**Exercise brief**. Transcribe every line, keeping it exact.

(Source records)

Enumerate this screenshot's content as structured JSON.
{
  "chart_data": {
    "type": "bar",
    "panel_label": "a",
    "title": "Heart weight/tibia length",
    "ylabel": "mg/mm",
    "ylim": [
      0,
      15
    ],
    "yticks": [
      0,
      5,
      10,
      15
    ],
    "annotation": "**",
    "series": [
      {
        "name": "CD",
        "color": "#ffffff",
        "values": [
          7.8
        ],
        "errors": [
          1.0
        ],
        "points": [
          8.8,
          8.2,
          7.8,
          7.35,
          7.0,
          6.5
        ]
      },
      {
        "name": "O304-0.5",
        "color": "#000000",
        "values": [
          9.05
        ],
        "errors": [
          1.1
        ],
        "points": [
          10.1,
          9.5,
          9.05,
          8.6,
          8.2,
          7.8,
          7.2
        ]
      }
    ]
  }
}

**Finished exercise**.
Enumerate this screenshot's content as structured JSON.
{
  "chart_data": {
    "type": "bar",
    "panel_label": "a",
    "title": "Heart weight/tibia length",
    "ylabel": "mg/mm",
    "ylim": [
      0,
      15
    ],
    "yticks": [
      0,
      5,
      10,
      15
    ],
    "annotation": "**",
    "series": [
      {
        "name": "CD",
        "color": "#ffffff",
        "values": [
          7.8
        ],
        "errors": [
          1.0
        ],
        "points": [
          8.8,
          8.2,
          7.8,
          7.35,
          7.0,
          6.5
        ]
      },
      {
        "name": "O304-0.5",
        "color": "#000000",
        "values": [
          9.05
        ],
        "errors": [
          1.1
        ],
        "points": [
          10.1,
          9.5,
          9.05,
          8.6,
          8.2,
          7.8,
          7.2
        ]
      }
    ]
  }
}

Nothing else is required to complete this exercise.